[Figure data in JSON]
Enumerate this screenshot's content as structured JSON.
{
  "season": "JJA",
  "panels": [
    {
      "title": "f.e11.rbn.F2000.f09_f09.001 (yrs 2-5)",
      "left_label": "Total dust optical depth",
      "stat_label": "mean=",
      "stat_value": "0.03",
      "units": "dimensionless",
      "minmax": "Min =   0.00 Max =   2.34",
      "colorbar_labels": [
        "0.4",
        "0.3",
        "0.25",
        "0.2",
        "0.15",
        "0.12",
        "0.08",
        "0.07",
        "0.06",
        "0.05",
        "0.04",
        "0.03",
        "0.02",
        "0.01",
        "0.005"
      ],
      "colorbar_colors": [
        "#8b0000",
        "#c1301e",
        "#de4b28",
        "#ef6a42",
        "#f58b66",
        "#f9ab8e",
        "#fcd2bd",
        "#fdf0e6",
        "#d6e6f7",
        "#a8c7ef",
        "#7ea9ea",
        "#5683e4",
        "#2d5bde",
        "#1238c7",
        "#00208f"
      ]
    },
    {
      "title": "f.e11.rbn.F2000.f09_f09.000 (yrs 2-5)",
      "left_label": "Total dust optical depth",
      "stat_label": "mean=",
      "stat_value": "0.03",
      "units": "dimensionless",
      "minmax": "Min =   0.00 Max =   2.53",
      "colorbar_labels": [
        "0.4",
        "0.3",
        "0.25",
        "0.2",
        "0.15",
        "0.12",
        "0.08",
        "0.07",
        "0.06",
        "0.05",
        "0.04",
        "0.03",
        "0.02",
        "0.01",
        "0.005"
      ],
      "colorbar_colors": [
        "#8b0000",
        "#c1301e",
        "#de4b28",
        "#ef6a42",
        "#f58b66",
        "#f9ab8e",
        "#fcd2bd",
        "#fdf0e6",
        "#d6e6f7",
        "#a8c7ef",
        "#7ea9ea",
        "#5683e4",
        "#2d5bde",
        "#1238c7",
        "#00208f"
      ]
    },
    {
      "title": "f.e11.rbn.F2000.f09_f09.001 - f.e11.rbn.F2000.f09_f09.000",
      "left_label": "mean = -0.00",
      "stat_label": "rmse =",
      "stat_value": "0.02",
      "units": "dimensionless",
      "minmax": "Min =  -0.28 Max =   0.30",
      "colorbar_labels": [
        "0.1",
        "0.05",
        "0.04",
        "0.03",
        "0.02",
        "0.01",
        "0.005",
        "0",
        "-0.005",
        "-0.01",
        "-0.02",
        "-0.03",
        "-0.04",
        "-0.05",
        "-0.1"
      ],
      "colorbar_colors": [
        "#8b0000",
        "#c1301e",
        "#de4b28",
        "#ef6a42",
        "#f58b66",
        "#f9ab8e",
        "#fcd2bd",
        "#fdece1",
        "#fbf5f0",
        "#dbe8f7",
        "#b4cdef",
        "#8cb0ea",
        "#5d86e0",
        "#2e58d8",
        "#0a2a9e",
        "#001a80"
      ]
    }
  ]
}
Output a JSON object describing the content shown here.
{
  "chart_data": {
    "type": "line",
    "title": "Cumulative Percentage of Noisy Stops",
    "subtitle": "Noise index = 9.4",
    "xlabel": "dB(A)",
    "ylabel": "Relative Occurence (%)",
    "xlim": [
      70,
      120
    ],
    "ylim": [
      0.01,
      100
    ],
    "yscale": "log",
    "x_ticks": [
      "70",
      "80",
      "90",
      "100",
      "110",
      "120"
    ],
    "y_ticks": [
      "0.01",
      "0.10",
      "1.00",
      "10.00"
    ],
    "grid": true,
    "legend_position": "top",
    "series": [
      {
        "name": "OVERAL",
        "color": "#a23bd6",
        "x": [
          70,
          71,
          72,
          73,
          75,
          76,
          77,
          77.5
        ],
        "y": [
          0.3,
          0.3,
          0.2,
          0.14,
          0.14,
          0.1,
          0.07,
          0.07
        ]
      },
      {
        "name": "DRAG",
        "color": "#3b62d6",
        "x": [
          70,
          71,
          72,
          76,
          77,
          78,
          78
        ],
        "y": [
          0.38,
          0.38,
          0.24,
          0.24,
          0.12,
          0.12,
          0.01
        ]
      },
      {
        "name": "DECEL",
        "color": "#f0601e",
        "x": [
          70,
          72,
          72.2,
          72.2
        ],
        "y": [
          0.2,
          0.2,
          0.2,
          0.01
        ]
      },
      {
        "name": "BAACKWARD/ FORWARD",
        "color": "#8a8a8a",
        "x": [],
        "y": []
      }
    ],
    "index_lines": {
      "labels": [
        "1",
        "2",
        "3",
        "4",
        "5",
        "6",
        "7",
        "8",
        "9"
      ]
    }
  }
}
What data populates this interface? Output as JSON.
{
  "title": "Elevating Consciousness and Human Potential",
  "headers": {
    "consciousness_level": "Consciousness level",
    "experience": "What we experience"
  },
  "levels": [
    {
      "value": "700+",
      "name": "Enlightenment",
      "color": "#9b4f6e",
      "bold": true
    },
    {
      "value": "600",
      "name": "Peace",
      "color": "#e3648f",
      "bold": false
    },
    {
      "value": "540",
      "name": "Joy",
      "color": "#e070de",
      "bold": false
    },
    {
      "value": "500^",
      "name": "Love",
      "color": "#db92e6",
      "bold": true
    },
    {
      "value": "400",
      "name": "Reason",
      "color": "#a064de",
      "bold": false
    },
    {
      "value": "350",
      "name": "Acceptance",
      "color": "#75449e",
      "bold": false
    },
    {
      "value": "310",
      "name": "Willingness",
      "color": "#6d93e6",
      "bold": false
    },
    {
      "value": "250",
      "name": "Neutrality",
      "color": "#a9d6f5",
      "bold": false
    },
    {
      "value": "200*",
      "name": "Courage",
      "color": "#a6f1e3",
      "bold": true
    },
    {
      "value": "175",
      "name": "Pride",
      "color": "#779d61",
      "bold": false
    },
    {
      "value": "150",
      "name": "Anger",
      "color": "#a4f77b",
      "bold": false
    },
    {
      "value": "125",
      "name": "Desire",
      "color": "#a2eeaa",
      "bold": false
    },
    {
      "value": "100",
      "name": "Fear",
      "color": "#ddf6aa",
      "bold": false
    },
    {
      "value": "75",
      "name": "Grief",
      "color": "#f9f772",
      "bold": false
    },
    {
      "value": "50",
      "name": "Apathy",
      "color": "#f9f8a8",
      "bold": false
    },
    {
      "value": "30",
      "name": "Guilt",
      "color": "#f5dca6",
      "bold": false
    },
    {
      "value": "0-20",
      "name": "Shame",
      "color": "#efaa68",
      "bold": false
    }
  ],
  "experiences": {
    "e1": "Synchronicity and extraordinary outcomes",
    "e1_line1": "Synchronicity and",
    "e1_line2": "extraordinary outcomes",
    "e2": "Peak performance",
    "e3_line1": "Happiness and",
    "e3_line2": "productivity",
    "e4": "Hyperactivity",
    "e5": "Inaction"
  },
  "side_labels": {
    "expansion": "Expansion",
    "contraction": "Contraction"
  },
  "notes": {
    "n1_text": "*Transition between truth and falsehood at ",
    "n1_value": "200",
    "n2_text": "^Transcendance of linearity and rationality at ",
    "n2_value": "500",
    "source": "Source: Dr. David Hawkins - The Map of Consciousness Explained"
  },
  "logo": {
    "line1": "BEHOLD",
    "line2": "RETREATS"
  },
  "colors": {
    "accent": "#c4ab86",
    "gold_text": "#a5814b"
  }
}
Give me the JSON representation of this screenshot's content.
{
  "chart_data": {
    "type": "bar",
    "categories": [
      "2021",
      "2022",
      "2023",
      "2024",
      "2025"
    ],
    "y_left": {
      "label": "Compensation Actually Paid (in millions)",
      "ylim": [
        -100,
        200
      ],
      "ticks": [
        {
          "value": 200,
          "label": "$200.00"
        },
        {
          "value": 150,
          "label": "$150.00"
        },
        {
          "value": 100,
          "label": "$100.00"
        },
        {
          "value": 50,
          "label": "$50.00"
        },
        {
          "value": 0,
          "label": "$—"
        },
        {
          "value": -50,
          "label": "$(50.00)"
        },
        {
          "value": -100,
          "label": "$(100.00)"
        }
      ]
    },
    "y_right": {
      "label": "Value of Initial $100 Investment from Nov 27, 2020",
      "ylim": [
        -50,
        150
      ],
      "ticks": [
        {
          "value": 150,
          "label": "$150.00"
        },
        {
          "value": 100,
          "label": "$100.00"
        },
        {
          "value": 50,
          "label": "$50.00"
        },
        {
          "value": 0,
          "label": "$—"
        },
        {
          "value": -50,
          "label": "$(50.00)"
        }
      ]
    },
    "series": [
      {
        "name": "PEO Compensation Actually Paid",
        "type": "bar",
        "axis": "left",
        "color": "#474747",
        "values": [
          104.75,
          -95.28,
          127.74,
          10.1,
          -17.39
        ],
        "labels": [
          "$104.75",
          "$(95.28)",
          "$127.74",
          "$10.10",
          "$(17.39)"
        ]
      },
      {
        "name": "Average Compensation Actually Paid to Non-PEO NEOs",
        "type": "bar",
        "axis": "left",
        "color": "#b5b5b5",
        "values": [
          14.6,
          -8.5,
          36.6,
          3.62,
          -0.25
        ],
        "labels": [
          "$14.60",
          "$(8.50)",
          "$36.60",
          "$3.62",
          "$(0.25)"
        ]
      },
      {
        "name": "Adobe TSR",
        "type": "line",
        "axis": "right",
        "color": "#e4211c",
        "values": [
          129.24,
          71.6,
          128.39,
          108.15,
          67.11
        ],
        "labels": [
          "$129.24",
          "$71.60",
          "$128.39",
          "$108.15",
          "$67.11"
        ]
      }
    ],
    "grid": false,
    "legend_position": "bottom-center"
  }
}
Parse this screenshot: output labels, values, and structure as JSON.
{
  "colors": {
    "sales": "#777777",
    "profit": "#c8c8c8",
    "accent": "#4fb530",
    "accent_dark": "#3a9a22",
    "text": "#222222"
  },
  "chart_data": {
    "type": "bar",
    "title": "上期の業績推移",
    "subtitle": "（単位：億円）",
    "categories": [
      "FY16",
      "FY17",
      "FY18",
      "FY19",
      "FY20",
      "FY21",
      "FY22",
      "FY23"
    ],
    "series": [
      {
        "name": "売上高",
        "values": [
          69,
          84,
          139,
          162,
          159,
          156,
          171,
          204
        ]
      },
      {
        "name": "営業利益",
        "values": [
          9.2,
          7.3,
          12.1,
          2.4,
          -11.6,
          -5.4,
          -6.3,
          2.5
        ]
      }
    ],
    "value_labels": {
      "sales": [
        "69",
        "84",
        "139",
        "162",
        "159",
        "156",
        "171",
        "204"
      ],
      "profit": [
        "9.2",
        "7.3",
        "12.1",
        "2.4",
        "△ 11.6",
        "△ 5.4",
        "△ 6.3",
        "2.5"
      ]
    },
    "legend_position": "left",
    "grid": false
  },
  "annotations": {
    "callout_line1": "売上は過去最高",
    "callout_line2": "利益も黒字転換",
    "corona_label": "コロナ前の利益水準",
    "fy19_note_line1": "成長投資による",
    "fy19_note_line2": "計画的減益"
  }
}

* _What is needed_: Copy out each line of the data containing the string "screenshot".

* _Right answer_:
Enumerate this screenshot's content as structured JSON.
Give me the JSON representation of this screenshot's content.
Parse this screenshot: output labels, values, and structure as JSON.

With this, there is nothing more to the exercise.